* RAW RECORDS
------------------------------------------------------------

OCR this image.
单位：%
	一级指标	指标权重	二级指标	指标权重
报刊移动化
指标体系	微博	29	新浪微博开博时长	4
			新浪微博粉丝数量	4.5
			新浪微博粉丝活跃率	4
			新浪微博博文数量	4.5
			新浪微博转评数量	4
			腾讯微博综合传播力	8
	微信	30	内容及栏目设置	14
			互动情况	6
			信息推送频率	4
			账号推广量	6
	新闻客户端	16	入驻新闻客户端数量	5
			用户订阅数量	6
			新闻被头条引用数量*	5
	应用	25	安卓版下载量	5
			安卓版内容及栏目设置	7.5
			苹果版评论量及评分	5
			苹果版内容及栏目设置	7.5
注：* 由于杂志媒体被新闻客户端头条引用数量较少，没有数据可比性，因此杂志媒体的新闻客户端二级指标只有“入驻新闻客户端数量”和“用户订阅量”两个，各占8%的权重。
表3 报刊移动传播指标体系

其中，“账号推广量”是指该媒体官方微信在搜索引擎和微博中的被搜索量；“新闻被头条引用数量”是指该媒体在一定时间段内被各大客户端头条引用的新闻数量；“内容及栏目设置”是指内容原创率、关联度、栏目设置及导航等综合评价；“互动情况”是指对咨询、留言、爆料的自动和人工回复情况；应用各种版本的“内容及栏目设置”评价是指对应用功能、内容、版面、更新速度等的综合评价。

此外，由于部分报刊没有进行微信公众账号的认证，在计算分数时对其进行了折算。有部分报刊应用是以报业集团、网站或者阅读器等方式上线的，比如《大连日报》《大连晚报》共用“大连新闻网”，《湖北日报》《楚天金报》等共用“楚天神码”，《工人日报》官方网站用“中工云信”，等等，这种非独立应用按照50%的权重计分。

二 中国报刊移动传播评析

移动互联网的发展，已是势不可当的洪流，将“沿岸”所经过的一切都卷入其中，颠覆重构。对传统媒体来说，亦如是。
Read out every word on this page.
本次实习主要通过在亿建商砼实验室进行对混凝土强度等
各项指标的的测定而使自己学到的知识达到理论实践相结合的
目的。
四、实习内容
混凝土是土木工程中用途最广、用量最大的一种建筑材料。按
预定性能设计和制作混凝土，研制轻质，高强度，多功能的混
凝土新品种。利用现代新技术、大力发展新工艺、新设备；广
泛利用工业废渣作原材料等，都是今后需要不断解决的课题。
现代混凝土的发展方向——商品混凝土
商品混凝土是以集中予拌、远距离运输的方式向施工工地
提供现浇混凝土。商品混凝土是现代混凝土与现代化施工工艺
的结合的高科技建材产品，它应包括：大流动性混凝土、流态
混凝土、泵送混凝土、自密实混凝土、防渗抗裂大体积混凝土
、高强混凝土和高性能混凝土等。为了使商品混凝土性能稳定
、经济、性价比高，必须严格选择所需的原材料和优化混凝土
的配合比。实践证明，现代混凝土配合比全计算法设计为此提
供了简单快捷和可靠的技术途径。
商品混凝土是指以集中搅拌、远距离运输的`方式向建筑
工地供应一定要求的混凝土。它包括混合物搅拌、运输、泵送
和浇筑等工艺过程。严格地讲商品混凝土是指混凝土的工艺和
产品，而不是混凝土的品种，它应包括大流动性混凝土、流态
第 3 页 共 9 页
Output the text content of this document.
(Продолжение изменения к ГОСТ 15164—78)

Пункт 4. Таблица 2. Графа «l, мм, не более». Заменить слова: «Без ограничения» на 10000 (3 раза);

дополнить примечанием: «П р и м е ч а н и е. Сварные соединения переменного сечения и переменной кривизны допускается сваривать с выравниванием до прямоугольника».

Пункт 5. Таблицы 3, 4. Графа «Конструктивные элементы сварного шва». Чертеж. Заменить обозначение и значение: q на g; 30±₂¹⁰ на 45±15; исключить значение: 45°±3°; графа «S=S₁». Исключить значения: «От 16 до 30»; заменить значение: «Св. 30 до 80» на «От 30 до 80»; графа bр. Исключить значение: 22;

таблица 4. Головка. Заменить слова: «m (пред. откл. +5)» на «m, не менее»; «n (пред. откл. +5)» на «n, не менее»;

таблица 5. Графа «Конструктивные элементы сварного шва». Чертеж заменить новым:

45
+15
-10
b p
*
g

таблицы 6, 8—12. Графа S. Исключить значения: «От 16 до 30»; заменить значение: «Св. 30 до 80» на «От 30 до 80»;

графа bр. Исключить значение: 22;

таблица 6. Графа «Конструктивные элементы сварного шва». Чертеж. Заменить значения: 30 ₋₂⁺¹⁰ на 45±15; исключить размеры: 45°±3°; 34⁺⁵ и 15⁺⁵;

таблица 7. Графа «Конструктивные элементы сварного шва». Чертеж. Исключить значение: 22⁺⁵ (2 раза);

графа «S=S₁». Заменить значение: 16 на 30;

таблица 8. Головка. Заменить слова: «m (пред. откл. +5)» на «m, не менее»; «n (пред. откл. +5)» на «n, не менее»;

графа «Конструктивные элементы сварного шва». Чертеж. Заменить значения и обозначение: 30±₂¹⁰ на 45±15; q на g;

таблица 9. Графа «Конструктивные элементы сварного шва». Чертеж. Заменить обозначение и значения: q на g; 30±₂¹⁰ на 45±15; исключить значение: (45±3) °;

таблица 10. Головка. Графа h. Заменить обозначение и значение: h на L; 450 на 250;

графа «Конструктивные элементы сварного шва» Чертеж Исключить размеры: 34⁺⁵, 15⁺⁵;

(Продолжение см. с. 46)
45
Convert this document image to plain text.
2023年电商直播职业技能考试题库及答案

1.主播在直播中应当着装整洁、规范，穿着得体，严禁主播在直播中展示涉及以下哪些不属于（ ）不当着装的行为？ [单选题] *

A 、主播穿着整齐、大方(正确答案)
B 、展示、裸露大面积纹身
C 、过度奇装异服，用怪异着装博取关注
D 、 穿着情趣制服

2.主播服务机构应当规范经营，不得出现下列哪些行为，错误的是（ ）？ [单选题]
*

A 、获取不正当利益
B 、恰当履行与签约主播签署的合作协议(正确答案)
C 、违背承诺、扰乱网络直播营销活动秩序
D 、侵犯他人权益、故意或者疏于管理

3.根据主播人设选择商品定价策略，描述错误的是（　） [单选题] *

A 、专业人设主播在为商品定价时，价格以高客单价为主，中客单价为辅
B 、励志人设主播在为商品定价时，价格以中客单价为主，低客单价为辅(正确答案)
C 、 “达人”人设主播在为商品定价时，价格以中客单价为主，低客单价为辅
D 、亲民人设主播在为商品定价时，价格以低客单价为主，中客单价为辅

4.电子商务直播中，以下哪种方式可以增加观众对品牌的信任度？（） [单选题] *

------------------------------------------------------------

Above are the records; retype every one exactly.

OCR this image.
单位：%
	一级指标	指标权重	二级指标	指标权重
报刊移动化
指标体系	微博	29	新浪微博开博时长	4
			新浪微博粉丝数量	4.5
			新浪微博粉丝活跃率	4
			新浪微博博文数量	4.5
			新浪微博转评数量	4
			腾讯微博综合传播力	8
	微信	30	内容及栏目设置	14
			互动情况	6
			信息推送频率	4
			账号推广量	6
	新闻客户端	16	入驻新闻客户端数量	5
			用户订阅数量	6
			新闻被头条引用数量*	5
	应用	25	安卓版下载量	5
			安卓版内容及栏目设置	7.5
			苹果版评论量及评分	5
			苹果版内容及栏目设置	7.5
注：* 由于杂志媒体被新闻客户端头条引用数量较少，没有数据可比性，因此杂志媒体的新闻客户端二级指标只有“入驻新闻客户端数量”和“用户订阅量”两个，各占8%的权重。
表3 报刊移动传播指标体系

其中，“账号推广量”是指该媒体官方微信在搜索引擎和微博中的被搜索量；“新闻被头条引用数量”是指该媒体在一定时间段内被各大客户端头条引用的新闻数量；“内容及栏目设置”是指内容原创率、关联度、栏目设置及导航等综合评价；“互动情况”是指对咨询、留言、爆料的自动和人工回复情况；应用各种版本的“内容及栏目设置”评价是指对应用功能、内容、版面、更新速度等的综合评价。

此外，由于部分报刊没有进行微信公众账号的认证，在计算分数时对其进行了折算。有部分报刊应用是以报业集团、网站或者阅读器等方式上线的，比如《大连日报》《大连晚报》共用“大连新闻网”，《湖北日报》《楚天金报》等共用“楚天神码”，《工人日报》官方网站用“中工云信”，等等，这种非独立应用按照50%的权重计分。

二 中国报刊移动传播评析

移动互联网的发展，已是势不可当的洪流，将“沿岸”所经过的一切都卷入其中，颠覆重构。对传统媒体来说，亦如是。
Read out every word on this page.
本次实习主要通过在亿建商砼实验室进行对混凝土强度等
各项指标的的测定而使自己学到的知识达到理论实践相结合的
目的。
四、实习内容
混凝土是土木工程中用途最广、用量最大的一种建筑材料。按
预定性能设计和制作混凝土，研制轻质，高强度，多功能的混
凝土新品种。利用现代新技术、大力发展新工艺、新设备；广
泛利用工业废渣作原材料等，都是今后需要不断解决的课题。
现代混凝土的发展方向——商品混凝土
商品混凝土是以集中予拌、远距离运输的方式向施工工地
提供现浇混凝土。商品混凝土是现代混凝土与现代化施工工艺
的结合的高科技建材产品，它应包括：大流动性混凝土、流态
混凝土、泵送混凝土、自密实混凝土、防渗抗裂大体积混凝土
、高强混凝土和高性能混凝土等。为了使商品混凝土性能稳定
、经济、性价比高，必须严格选择所需的原材料和优化混凝土
的配合比。实践证明，现代混凝土配合比全计算法设计为此提
供了简单快捷和可靠的技术途径。
商品混凝土是指以集中搅拌、远距离运输的`方式向建筑
工地供应一定要求的混凝土。它包括混合物搅拌、运输、泵送
和浇筑等工艺过程。严格地讲商品混凝土是指混凝土的工艺和
产品，而不是混凝土的品种，它应包括大流动性混凝土、流态
第 3 页 共 9 页
Output the text content of this document.
(Продолжение изменения к ГОСТ 15164—78)

Пункт 4. Таблица 2. Графа «l, мм, не более». Заменить слова: «Без ограничения» на 10000 (3 раза);

дополнить примечанием: «П р и м е ч а н и е. Сварные соединения переменного сечения и переменной кривизны допускается сваривать с выравниванием до прямоугольника».

Пункт 5. Таблицы 3, 4. Графа «Конструктивные элементы сварного шва». Чертеж. Заменить обозначение и значение: q на g; 30±₂¹⁰ на 45±15; исключить значение: 45°±3°; графа «S=S₁». Исключить значения: «От 16 до 30»; заменить значение: «Св. 30 до 80» на «От 30 до 80»; графа bр. Исключить значение: 22;

таблица 4. Головка. Заменить слова: «m (пред. откл. +5)» на «m, не менее»; «n (пред. откл. +5)» на «n, не менее»;

таблица 5. Графа «Конструктивные элементы сварного шва». Чертеж заменить новым:

45
+15
-10
b p
*
g

таблицы 6, 8—12. Графа S. Исключить значения: «От 16 до 30»; заменить значение: «Св. 30 до 80» на «От 30 до 80»;

графа bр. Исключить значение: 22;

таблица 6. Графа «Конструктивные элементы сварного шва». Чертеж. Заменить значения: 30 ₋₂⁺¹⁰ на 45±15; исключить размеры: 45°±3°; 34⁺⁵ и 15⁺⁵;

таблица 7. Графа «Конструктивные элементы сварного шва». Чертеж. Исключить значение: 22⁺⁵ (2 раза);

графа «S=S₁». Заменить значение: 16 на 30;

таблица 8. Головка. Заменить слова: «m (пред. откл. +5)» на «m, не менее»; «n (пред. откл. +5)» на «n, не менее»;

графа «Конструктивные элементы сварного шва». Чертеж. Заменить значения и обозначение: 30±₂¹⁰ на 45±15; q на g;

таблица 9. Графа «Конструктивные элементы сварного шва». Чертеж. Заменить обозначение и значения: q на g; 30±₂¹⁰ на 45±15; исключить значение: (45±3) °;

таблица 10. Головка. Графа h. Заменить обозначение и значение: h на L; 450 на 250;

графа «Конструктивные элементы сварного шва» Чертеж Исключить размеры: 34⁺⁵, 15⁺⁵;

(Продолжение см. с. 46)
45
Convert this document image to plain text.
2023年电商直播职业技能考试题库及答案

1.主播在直播中应当着装整洁、规范，穿着得体，严禁主播在直播中展示涉及以下哪些不属于（ ）不当着装的行为？ [单选题] *

A 、主播穿着整齐、大方(正确答案)
B 、展示、裸露大面积纹身
C 、过度奇装异服，用怪异着装博取关注
D 、 穿着情趣制服

2.主播服务机构应当规范经营，不得出现下列哪些行为，错误的是（ ）？ [单选题]
*

A 、获取不正当利益
B 、恰当履行与签约主播签署的合作协议(正确答案)
C 、违背承诺、扰乱网络直播营销活动秩序
D 、侵犯他人权益、故意或者疏于管理

3.根据主播人设选择商品定价策略，描述错误的是（　） [单选题] *

A 、专业人设主播在为商品定价时，价格以高客单价为主，中客单价为辅
B 、励志人设主播在为商品定价时，价格以中客单价为主，低客单价为辅(正确答案)
C 、 “达人”人设主播在为商品定价时，价格以中客单价为主，低客单价为辅
D 、亲民人设主播在为商品定价时，价格以低客单价为主，中客单价为辅

4.电子商务直播中，以下哪种方式可以增加观众对品牌的信任度？（） [单选题] *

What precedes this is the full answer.